=== EXCERPTED DATA ===

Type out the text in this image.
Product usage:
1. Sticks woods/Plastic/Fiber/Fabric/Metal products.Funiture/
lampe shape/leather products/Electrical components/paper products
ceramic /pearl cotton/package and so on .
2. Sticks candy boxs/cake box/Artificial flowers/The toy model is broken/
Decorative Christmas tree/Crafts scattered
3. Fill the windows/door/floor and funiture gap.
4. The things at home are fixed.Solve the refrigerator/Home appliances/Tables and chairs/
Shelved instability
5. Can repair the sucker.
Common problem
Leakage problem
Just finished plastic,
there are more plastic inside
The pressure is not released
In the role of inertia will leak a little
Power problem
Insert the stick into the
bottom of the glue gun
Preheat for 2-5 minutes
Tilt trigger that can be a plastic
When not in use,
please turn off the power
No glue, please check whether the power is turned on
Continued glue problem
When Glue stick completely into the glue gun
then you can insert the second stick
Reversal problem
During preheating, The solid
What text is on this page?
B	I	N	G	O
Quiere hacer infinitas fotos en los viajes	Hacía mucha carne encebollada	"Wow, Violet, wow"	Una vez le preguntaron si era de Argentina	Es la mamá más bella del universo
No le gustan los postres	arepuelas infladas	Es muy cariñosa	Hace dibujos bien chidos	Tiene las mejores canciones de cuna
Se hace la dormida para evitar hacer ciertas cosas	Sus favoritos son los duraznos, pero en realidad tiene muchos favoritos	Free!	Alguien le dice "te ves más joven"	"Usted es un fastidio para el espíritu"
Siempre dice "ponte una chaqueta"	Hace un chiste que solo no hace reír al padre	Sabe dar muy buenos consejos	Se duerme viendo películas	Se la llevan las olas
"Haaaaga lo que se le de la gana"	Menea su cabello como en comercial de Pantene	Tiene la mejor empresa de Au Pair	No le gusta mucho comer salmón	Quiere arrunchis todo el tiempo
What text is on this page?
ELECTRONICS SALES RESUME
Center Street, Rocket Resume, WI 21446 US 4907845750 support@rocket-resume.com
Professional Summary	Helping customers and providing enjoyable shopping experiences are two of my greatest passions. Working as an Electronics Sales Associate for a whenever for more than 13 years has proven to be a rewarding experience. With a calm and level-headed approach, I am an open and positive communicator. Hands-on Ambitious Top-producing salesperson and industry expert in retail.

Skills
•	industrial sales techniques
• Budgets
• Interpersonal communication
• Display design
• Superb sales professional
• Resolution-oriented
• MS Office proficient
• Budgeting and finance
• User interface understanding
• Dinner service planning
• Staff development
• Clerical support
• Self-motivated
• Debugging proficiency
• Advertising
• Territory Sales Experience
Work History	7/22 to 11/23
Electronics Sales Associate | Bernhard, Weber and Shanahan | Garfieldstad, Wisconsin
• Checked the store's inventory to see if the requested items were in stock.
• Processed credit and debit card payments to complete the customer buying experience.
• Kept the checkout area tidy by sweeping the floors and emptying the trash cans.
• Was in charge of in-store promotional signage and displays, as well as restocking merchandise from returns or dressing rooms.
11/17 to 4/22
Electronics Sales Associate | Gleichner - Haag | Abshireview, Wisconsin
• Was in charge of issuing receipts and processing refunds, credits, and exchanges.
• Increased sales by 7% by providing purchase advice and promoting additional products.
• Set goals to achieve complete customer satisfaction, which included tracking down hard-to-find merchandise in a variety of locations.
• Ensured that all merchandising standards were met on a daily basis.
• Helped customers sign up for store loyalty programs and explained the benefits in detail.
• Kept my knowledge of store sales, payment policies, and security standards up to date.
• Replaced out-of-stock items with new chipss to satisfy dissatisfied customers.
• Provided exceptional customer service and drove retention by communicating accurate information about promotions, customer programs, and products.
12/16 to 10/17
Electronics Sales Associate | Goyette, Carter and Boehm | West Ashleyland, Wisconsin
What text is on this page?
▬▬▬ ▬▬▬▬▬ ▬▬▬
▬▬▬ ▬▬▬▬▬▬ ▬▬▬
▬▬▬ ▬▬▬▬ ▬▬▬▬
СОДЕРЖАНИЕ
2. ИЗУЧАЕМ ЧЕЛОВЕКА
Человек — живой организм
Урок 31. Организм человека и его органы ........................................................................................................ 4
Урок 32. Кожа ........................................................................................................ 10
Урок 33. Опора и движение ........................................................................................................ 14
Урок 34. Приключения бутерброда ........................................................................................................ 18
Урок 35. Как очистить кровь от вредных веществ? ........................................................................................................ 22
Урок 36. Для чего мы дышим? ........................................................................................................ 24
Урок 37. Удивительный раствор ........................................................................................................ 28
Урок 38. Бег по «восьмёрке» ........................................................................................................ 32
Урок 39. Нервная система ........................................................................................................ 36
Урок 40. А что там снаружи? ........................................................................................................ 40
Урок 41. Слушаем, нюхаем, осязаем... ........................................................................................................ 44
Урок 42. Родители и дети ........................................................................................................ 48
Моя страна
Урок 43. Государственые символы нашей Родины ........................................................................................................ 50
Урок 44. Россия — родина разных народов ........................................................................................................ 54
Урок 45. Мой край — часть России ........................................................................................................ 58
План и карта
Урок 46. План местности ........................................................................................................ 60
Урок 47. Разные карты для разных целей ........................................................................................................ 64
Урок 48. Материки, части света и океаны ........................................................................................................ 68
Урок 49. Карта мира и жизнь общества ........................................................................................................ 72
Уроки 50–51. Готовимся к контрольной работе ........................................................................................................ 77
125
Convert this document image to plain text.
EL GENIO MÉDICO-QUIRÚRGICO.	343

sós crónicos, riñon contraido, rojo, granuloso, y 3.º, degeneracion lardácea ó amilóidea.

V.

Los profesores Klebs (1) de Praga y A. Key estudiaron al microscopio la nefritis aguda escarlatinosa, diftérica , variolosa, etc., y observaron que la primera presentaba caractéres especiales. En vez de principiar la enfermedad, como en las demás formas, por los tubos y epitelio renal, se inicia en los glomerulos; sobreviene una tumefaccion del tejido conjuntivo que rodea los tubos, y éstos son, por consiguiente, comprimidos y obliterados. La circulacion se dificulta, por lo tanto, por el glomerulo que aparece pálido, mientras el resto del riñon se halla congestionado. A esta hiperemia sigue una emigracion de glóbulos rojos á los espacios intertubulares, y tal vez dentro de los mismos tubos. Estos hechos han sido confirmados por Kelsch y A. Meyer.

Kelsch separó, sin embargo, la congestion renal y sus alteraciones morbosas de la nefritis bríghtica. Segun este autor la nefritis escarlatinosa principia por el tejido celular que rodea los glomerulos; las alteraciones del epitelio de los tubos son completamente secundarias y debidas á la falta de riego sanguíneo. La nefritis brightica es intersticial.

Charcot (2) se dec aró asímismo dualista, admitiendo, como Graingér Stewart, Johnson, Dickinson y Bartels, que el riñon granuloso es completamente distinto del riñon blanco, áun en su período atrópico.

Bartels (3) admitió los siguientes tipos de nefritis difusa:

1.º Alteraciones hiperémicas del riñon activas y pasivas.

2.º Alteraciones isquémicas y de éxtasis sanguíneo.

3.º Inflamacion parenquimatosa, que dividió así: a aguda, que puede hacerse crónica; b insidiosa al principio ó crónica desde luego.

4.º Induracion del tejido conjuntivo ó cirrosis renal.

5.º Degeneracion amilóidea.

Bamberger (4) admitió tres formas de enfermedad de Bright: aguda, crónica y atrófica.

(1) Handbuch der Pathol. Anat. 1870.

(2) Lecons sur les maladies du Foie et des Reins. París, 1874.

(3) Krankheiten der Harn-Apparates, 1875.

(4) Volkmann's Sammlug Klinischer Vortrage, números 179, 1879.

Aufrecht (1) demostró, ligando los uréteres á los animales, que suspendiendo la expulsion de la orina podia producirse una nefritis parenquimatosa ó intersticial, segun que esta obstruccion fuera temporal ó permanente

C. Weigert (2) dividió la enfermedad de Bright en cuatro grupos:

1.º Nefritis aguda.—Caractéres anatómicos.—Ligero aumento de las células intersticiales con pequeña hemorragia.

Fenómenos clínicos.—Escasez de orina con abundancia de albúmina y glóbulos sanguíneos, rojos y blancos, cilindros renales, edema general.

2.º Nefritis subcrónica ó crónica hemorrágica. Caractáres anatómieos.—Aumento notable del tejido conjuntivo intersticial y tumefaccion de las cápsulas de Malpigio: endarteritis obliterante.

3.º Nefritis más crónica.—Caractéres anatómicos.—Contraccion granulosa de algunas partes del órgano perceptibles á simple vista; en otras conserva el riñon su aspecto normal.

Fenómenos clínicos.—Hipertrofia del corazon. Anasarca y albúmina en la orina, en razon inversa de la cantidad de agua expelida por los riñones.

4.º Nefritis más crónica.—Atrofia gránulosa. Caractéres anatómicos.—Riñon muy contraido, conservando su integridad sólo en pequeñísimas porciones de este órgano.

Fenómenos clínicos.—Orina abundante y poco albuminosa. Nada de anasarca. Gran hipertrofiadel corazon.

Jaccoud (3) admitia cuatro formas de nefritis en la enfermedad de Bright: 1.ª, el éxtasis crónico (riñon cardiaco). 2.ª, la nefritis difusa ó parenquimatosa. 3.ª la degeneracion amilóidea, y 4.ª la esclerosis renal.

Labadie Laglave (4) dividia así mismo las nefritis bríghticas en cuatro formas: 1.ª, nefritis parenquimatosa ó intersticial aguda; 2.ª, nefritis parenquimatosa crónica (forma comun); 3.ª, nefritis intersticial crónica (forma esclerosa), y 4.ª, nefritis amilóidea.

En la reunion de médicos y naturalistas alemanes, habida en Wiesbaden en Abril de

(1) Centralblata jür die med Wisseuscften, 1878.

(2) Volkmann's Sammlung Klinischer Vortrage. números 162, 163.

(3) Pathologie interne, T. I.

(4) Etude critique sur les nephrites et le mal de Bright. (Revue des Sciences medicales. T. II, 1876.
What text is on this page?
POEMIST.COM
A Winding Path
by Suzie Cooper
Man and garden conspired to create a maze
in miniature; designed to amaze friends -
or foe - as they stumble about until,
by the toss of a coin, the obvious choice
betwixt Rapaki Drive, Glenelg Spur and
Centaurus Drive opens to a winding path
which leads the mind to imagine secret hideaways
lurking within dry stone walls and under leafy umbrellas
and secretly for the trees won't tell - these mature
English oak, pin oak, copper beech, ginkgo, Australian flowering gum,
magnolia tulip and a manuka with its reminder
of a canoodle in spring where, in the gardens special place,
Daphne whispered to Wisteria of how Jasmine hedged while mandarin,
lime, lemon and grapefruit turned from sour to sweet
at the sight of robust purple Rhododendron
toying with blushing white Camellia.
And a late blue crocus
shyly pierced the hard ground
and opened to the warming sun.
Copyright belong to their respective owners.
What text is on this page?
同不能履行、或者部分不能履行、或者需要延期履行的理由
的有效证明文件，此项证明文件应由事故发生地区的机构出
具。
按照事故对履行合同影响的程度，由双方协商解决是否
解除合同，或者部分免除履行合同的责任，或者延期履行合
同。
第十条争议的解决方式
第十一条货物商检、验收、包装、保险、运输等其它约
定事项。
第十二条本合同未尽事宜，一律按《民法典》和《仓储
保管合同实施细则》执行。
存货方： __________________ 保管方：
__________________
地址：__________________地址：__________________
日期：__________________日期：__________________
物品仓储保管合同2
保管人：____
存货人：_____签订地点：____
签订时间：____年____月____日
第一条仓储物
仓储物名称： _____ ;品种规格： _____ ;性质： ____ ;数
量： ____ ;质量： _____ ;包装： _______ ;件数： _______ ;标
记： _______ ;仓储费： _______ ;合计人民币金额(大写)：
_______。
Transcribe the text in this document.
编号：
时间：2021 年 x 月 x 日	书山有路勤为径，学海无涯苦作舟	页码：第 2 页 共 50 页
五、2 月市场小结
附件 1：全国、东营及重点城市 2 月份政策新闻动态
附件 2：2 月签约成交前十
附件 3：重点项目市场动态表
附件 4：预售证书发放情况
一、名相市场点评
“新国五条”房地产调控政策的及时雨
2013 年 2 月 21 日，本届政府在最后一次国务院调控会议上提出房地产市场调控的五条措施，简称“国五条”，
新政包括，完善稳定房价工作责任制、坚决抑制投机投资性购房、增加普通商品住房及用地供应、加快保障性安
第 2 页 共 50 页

===

> **EXERCISE DESCRIPTION**: Copy only this span: the line that contains "Transcribe the text in this document.", the last line, and every line between them.

> **THE OUTPUT**:
Transcribe the text in this document.
编号：
时间：2021 年 x 月 x 日	书山有路勤为径，学海无涯苦作舟	页码：第 2 页 共 50 页
五、2 月市场小结
附件 1：全国、东营及重点城市 2 月份政策新闻动态
附件 2：2 月签约成交前十
附件 3：重点项目市场动态表
附件 4：预售证书发放情况
一、名相市场点评
“新国五条”房地产调控政策的及时雨
2013 年 2 月 21 日，本届政府在最后一次国务院调控会议上提出房地产市场调控的五条措施，简称“国五条”，
新政包括，完善稳定房价工作责任制、坚决抑制投机投资性购房、增加普通商品住房及用地供应、加快保障性安
第 2 页 共 50 页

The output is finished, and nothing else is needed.